Exercise brief: Pick every line from the data that holds the word "Fujisawa".

Data supplied:

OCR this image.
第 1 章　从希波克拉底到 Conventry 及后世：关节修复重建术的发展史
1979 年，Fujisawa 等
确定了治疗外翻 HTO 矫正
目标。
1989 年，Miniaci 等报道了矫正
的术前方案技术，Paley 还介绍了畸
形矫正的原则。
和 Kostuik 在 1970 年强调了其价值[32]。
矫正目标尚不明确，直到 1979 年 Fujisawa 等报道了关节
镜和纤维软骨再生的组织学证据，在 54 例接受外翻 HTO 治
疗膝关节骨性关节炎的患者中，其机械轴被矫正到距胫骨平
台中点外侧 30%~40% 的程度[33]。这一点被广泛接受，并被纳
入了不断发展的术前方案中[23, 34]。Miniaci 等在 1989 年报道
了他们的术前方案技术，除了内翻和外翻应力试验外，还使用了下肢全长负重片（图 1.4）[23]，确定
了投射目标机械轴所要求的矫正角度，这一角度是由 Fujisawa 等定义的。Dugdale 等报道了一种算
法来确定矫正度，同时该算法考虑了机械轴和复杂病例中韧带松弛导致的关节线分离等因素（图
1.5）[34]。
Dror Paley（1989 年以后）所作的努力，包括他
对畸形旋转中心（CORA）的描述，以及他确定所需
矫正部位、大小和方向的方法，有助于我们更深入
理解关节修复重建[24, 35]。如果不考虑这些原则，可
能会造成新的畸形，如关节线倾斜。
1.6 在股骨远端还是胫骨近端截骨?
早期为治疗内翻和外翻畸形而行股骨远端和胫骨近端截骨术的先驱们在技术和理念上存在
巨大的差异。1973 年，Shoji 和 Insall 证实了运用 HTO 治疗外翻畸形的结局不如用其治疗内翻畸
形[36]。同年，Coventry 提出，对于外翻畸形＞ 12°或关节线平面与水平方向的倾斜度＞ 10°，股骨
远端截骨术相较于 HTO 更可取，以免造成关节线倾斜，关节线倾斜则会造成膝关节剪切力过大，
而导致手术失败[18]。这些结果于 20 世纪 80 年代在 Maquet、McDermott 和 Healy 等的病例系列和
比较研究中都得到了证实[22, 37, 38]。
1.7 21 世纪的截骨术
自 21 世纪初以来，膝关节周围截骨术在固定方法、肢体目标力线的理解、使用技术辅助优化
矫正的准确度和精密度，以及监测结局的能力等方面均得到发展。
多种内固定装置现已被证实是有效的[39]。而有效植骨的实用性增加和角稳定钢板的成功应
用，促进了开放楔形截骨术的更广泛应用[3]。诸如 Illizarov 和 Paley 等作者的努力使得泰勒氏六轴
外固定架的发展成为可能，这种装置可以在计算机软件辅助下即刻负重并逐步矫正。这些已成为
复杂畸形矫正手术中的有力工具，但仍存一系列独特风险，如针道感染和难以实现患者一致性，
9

Result below:
1979 年，Fujisawa 等
矫正目标尚不明确，直到 1979 年 Fujisawa 等报道了关节
了投射目标机械轴所要求的矫正角度，这一角度是由 Fujisawa 等定义的。Dugdale 等报道了一种算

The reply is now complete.